----- Supplied records -----
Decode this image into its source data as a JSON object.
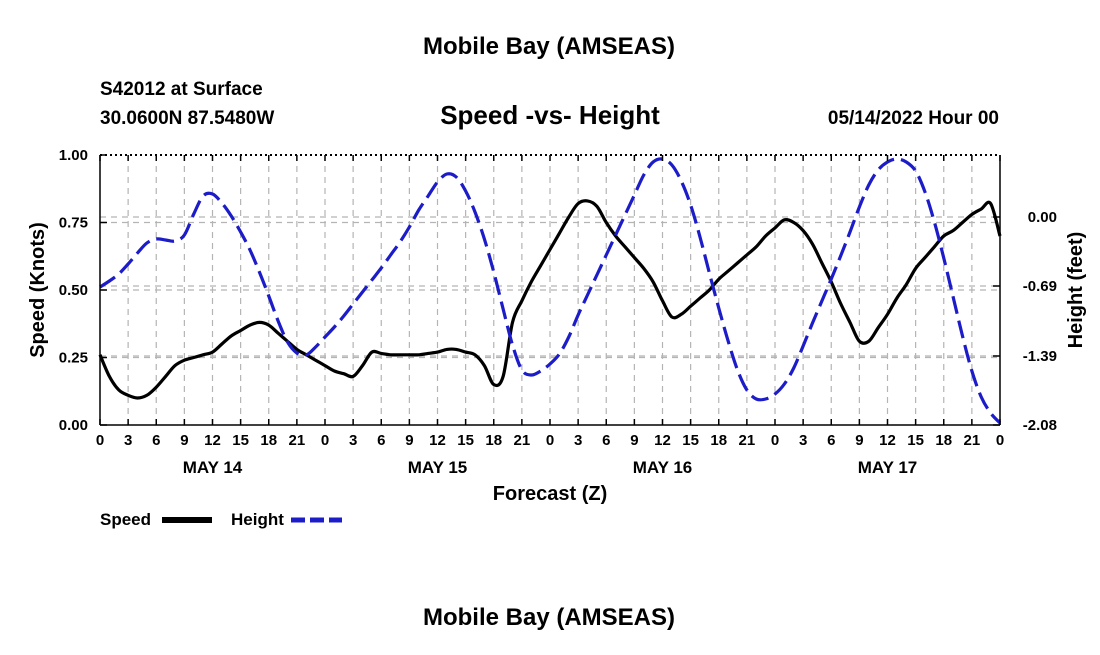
{
  "page": {
    "title": "Mobile Bay (AMSEAS)",
    "bottom_title": "Mobile Bay (AMSEAS)",
    "station": "S42012 at Surface",
    "location": "30.0600N  87.5480W",
    "datetime": "05/14/2022 Hour 00"
  },
  "legend": {
    "speed_label": "Speed",
    "height_label": "Height"
  },
  "colors": {
    "speed": "#000000",
    "height": "#1c1cc8"
  },
  "chart_data": {
    "type": "line",
    "title": "Speed -vs- Height",
    "xlabel": "Forecast (Z)",
    "ylabel_left": "Speed (Knots)",
    "ylabel_right": "Height (feet)",
    "x_unit": "forecast hour",
    "xlim": [
      0,
      96
    ],
    "ylim_left": [
      0,
      1
    ],
    "ylim_right": [
      -2.08,
      0.62
    ],
    "x_ticks": [
      0,
      3,
      6,
      9,
      12,
      15,
      18,
      21,
      24,
      27,
      30,
      33,
      36,
      39,
      42,
      45,
      48,
      51,
      54,
      57,
      60,
      63,
      66,
      69,
      72,
      75,
      78,
      81,
      84,
      87,
      90,
      93,
      96
    ],
    "x_tick_labels": [
      "0",
      "3",
      "6",
      "9",
      "12",
      "15",
      "18",
      "21",
      "0",
      "3",
      "6",
      "9",
      "12",
      "15",
      "18",
      "21",
      "0",
      "3",
      "6",
      "9",
      "12",
      "15",
      "18",
      "21",
      "0",
      "3",
      "6",
      "9",
      "12",
      "15",
      "18",
      "21",
      "0"
    ],
    "day_labels": [
      {
        "label": "MAY 14",
        "hour": 12
      },
      {
        "label": "MAY 15",
        "hour": 36
      },
      {
        "label": "MAY 16",
        "hour": 60
      },
      {
        "label": "MAY 17",
        "hour": 84
      }
    ],
    "y_left_ticks": [
      0,
      0.25,
      0.5,
      0.75,
      1.0
    ],
    "y_left_tick_labels": [
      "0.00",
      "0.25",
      "0.50",
      "0.75",
      "1.00"
    ],
    "y_right_ticks": [
      0.0,
      -0.69,
      -1.39,
      -2.08
    ],
    "y_right_tick_labels": [
      "0.00",
      "-0.69",
      "-1.39",
      "-2.08"
    ],
    "grid": true,
    "legend_position": "bottom-left",
    "series": [
      {
        "name": "Speed",
        "axis": "left",
        "style": "solid",
        "x": [
          0,
          1,
          2,
          3,
          4,
          5,
          6,
          7,
          8,
          9,
          10,
          11,
          12,
          13,
          14,
          15,
          16,
          17,
          18,
          19,
          20,
          21,
          22,
          23,
          24,
          25,
          26,
          27,
          28,
          29,
          30,
          31,
          32,
          33,
          34,
          35,
          36,
          37,
          38,
          39,
          40,
          41,
          42,
          43,
          44,
          45,
          46,
          47,
          48,
          49,
          50,
          51,
          52,
          53,
          54,
          55,
          56,
          57,
          58,
          59,
          60,
          61,
          62,
          63,
          64,
          65,
          66,
          67,
          68,
          69,
          70,
          71,
          72,
          73,
          74,
          75,
          76,
          77,
          78,
          79,
          80,
          81,
          82,
          83,
          84,
          85,
          86,
          87,
          88,
          89,
          90,
          91,
          92,
          93,
          94,
          95,
          96
        ],
        "values": [
          0.26,
          0.18,
          0.13,
          0.11,
          0.1,
          0.11,
          0.14,
          0.18,
          0.22,
          0.24,
          0.25,
          0.26,
          0.27,
          0.3,
          0.33,
          0.35,
          0.37,
          0.38,
          0.37,
          0.34,
          0.31,
          0.28,
          0.26,
          0.24,
          0.22,
          0.2,
          0.19,
          0.18,
          0.22,
          0.27,
          0.265,
          0.26,
          0.26,
          0.26,
          0.26,
          0.265,
          0.27,
          0.28,
          0.28,
          0.27,
          0.26,
          0.22,
          0.15,
          0.18,
          0.38,
          0.46,
          0.53,
          0.59,
          0.65,
          0.71,
          0.77,
          0.82,
          0.83,
          0.81,
          0.75,
          0.7,
          0.66,
          0.62,
          0.58,
          0.53,
          0.46,
          0.4,
          0.41,
          0.44,
          0.47,
          0.5,
          0.54,
          0.57,
          0.6,
          0.63,
          0.66,
          0.7,
          0.73,
          0.76,
          0.75,
          0.72,
          0.67,
          0.6,
          0.53,
          0.45,
          0.38,
          0.31,
          0.31,
          0.36,
          0.41,
          0.47,
          0.52,
          0.58,
          0.62,
          0.66,
          0.7,
          0.72,
          0.75,
          0.78,
          0.8,
          0.82,
          0.7
        ]
      },
      {
        "name": "Height",
        "axis": "right",
        "style": "dashed",
        "x": [
          0,
          1,
          2,
          3,
          4,
          5,
          6,
          7,
          8,
          9,
          10,
          11,
          12,
          13,
          14,
          15,
          16,
          17,
          18,
          19,
          20,
          21,
          22,
          23,
          24,
          25,
          26,
          27,
          28,
          29,
          30,
          31,
          32,
          33,
          34,
          35,
          36,
          37,
          38,
          39,
          40,
          41,
          42,
          43,
          44,
          45,
          46,
          47,
          48,
          49,
          50,
          51,
          52,
          53,
          54,
          55,
          56,
          57,
          58,
          59,
          60,
          61,
          62,
          63,
          64,
          65,
          66,
          67,
          68,
          69,
          70,
          71,
          72,
          73,
          74,
          75,
          76,
          77,
          78,
          79,
          80,
          81,
          82,
          83,
          84,
          85,
          86,
          87,
          88,
          89,
          90,
          91,
          92,
          93,
          94,
          95,
          96
        ],
        "values": [
          -0.7,
          -0.64,
          -0.57,
          -0.47,
          -0.36,
          -0.26,
          -0.22,
          -0.23,
          -0.24,
          -0.18,
          0.03,
          0.21,
          0.23,
          0.14,
          0.01,
          -0.15,
          -0.33,
          -0.55,
          -0.79,
          -1.04,
          -1.25,
          -1.36,
          -1.38,
          -1.3,
          -1.2,
          -1.1,
          -0.99,
          -0.87,
          -0.75,
          -0.63,
          -0.51,
          -0.38,
          -0.25,
          -0.1,
          0.07,
          0.21,
          0.35,
          0.43,
          0.4,
          0.26,
          0.05,
          -0.22,
          -0.55,
          -0.92,
          -1.28,
          -1.53,
          -1.58,
          -1.54,
          -1.47,
          -1.37,
          -1.2,
          -0.98,
          -0.78,
          -0.58,
          -0.38,
          -0.18,
          0.02,
          0.22,
          0.42,
          0.55,
          0.58,
          0.52,
          0.36,
          0.12,
          -0.2,
          -0.56,
          -0.91,
          -1.24,
          -1.53,
          -1.73,
          -1.82,
          -1.82,
          -1.77,
          -1.67,
          -1.51,
          -1.29,
          -1.06,
          -0.84,
          -0.62,
          -0.39,
          -0.15,
          0.1,
          0.32,
          0.47,
          0.55,
          0.58,
          0.55,
          0.46,
          0.25,
          -0.05,
          -0.41,
          -0.8,
          -1.19,
          -1.54,
          -1.8,
          -1.96,
          -2.06
        ]
      }
    ]
  }
}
-----
Goal:
Pictures in the records above should not be copied. Repeat everything else exactly.

Answer to the problem:
Decode this image into its source data as a JSON object.
{
  "page": {
    "title": "Mobile Bay (AMSEAS)",
    "bottom_title": "Mobile Bay (AMSEAS)",
    "station": "S42012 at Surface",
    "location": "30.0600N  87.5480W",
    "datetime": "05/14/2022 Hour 00"
  },
  "legend": {
    "speed_label": "Speed",
    "height_label": "Height"
  },
  "colors": {
    "speed": "#000000",
    "height": "#1c1cc8"
  },
  "chart_data": {
    "type": "line",
    "title": "Speed -vs- Height",
    "xlabel": "Forecast (Z)",
    "ylabel_left": "Speed (Knots)",
    "ylabel_right": "Height (feet)",
    "x_unit": "forecast hour",
    "xlim": [
      0,
      96
    ],
    "ylim_left": [
      0,
      1
    ],
    "ylim_right": [
      -2.08,
      0.62
    ],
    "x_ticks": [
      0,
      3,
      6,
      9,
      12,
      15,
      18,
      21,
      24,
      27,
      30,
      33,
      36,
      39,
      42,
      45,
      48,
      51,
      54,
      57,
      60,
      63,
      66,
      69,
      72,
      75,
      78,
      81,
      84,
      87,
      90,
      93,
      96
    ],
    "x_tick_labels": [
      "0",
      "3",
      "6",
      "9",
      "12",
      "15",
      "18",
      "21",
      "0",
      "3",
      "6",
      "9",
      "12",
      "15",
      "18",
      "21",
      "0",
      "3",
      "6",
      "9",
      "12",
      "15",
      "18",
      "21",
      "0",
      "3",
      "6",
      "9",
      "12",
      "15",
      "18",
      "21",
      "0"
    ],
    "day_labels": [
      {
        "label": "MAY 14",
        "hour": 12
      },
      {
        "label": "MAY 15",
        "hour": 36
      },
      {
        "label": "MAY 16",
        "hour": 60
      },
      {
        "label": "MAY 17",
        "hour": 84
      }
    ],
    "y_left_ticks": [
      0,
      0.25,
      0.5,
      0.75,
      1.0
    ],
    "y_left_tick_labels": [
      "0.00",
      "0.25",
      "0.50",
      "0.75",
      "1.00"
    ],
    "y_right_ticks": [
      0.0,
      -0.69,
      -1.39,
      -2.08
    ],
    "y_right_tick_labels": [
      "0.00",
      "-0.69",
      "-1.39",
      "-2.08"
    ],
    "grid": true,
    "legend_position": "bottom-left",
    "series": [
      {
        "name": "Speed",
        "axis": "left",
        "style": "solid",
        "x": [
          0,
          1,
          2,
          3,
          4,
          5,
          6,
          7,
          8,
          9,
          10,
          11,
          12,
          13,
          14,
          15,
          16,
          17,
          18,
          19,
          20,
          21,
          22,
          23,
          24,
          25,
          26,
          27,
          28,
          29,
          30,
          31,
          32,
          33,
          34,
          35,
          36,
          37,
          38,
          39,
          40,
          41,
          42,
          43,
          44,
          45,
          46,
          47,
          48,
          49,
          50,
          51,
          52,
          53,
          54,
          55,
          56,
          57,
          58,
          59,
          60,
          61,
          62,
          63,
          64,
          65,
          66,
          67,
          68,
          69,
          70,
          71,
          72,
          73,
          74,
          75,
          76,
          77,
          78,
          79,
          80,
          81,
          82,
          83,
          84,
          85,
          86,
          87,
          88,
          89,
          90,
          91,
          92,
          93,
          94,
          95,
          96
        ],
        "values": [
          0.26,
          0.18,
          0.13,
          0.11,
          0.1,
          0.11,
          0.14,
          0.18,
          0.22,
          0.24,
          0.25,
          0.26,
          0.27,
          0.3,
          0.33,
          0.35,
          0.37,
          0.38,
          0.37,
          0.34,
          0.31,
          0.28,
          0.26,
          0.24,
          0.22,
          0.2,
          0.19,
          0.18,
          0.22,
          0.27,
          0.265,
          0.26,
          0.26,
          0.26,
          0.26,
          0.265,
          0.27,
          0.28,
          0.28,
          0.27,
          0.26,
          0.22,
          0.15,
          0.18,
          0.38,
          0.46,
          0.53,
          0.59,
          0.65,
          0.71,
          0.77,
          0.82,
          0.83,
          0.81,
          0.75,
          0.7,
          0.66,
          0.62,
          0.58,
          0.53,
          0.46,
          0.4,
          0.41,
          0.44,
          0.47,
          0.5,
          0.54,
          0.57,
          0.6,
          0.63,
          0.66,
          0.7,
          0.73,
          0.76,
          0.75,
          0.72,
          0.67,
          0.6,
          0.53,
          0.45,
          0.38,
          0.31,
          0.31,
          0.36,
          0.41,
          0.47,
          0.52,
          0.58,
          0.62,
          0.66,
          0.7,
          0.72,
          0.75,
          0.78,
          0.8,
          0.82,
          0.7
        ]
      },
      {
        "name": "Height",
        "axis": "right",
        "style": "dashed",
        "x": [
          0,
          1,
          2,
          3,
          4,
          5,
          6,
          7,
          8,
          9,
          10,
          11,
          12,
          13,
          14,
          15,
          16,
          17,
          18,
          19,
          20,
          21,
          22,
          23,
          24,
          25,
          26,
          27,
          28,
          29,
          30,
          31,
          32,
          33,
          34,
          35,
          36,
          37,
          38,
          39,
          40,
          41,
          42,
          43,
          44,
          45,
          46,
          47,
          48,
          49,
          50,
          51,
          52,
          53,
          54,
          55,
          56,
          57,
          58,
          59,
          60,
          61,
          62,
          63,
          64,
          65,
          66,
          67,
          68,
          69,
          70,
          71,
          72,
          73,
          74,
          75,
          76,
          77,
          78,
          79,
          80,
          81,
          82,
          83,
          84,
          85,
          86,
          87,
          88,
          89,
          90,
          91,
          92,
          93,
          94,
          95,
          96
        ],
        "values": [
          -0.7,
          -0.64,
          -0.57,
          -0.47,
          -0.36,
          -0.26,
          -0.22,
          -0.23,
          -0.24,
          -0.18,
          0.03,
          0.21,
          0.23,
          0.14,
          0.01,
          -0.15,
          -0.33,
          -0.55,
          -0.79,
          -1.04,
          -1.25,
          -1.36,
          -1.38,
          -1.3,
          -1.2,
          -1.1,
          -0.99,
          -0.87,
          -0.75,
          -0.63,
          -0.51,
          -0.38,
          -0.25,
          -0.1,
          0.07,
          0.21,
          0.35,
          0.43,
          0.4,
          0.26,
          0.05,
          -0.22,
          -0.55,
          -0.92,
          -1.28,
          -1.53,
          -1.58,
          -1.54,
          -1.47,
          -1.37,
          -1.2,
          -0.98,
          -0.78,
          -0.58,
          -0.38,
          -0.18,
          0.02,
          0.22,
          0.42,
          0.55,
          0.58,
          0.52,
          0.36,
          0.12,
          -0.2,
          -0.56,
          -0.91,
          -1.24,
          -1.53,
          -1.73,
          -1.82,
          -1.82,
          -1.77,
          -1.67,
          -1.51,
          -1.29,
          -1.06,
          -0.84,
          -0.62,
          -0.39,
          -0.15,
          0.1,
          0.32,
          0.47,
          0.55,
          0.58,
          0.55,
          0.46,
          0.25,
          -0.05,
          -0.41,
          -0.8,
          -1.19,
          -1.54,
          -1.8,
          -1.96,
          -2.06
        ]
      }
    ]
  }
}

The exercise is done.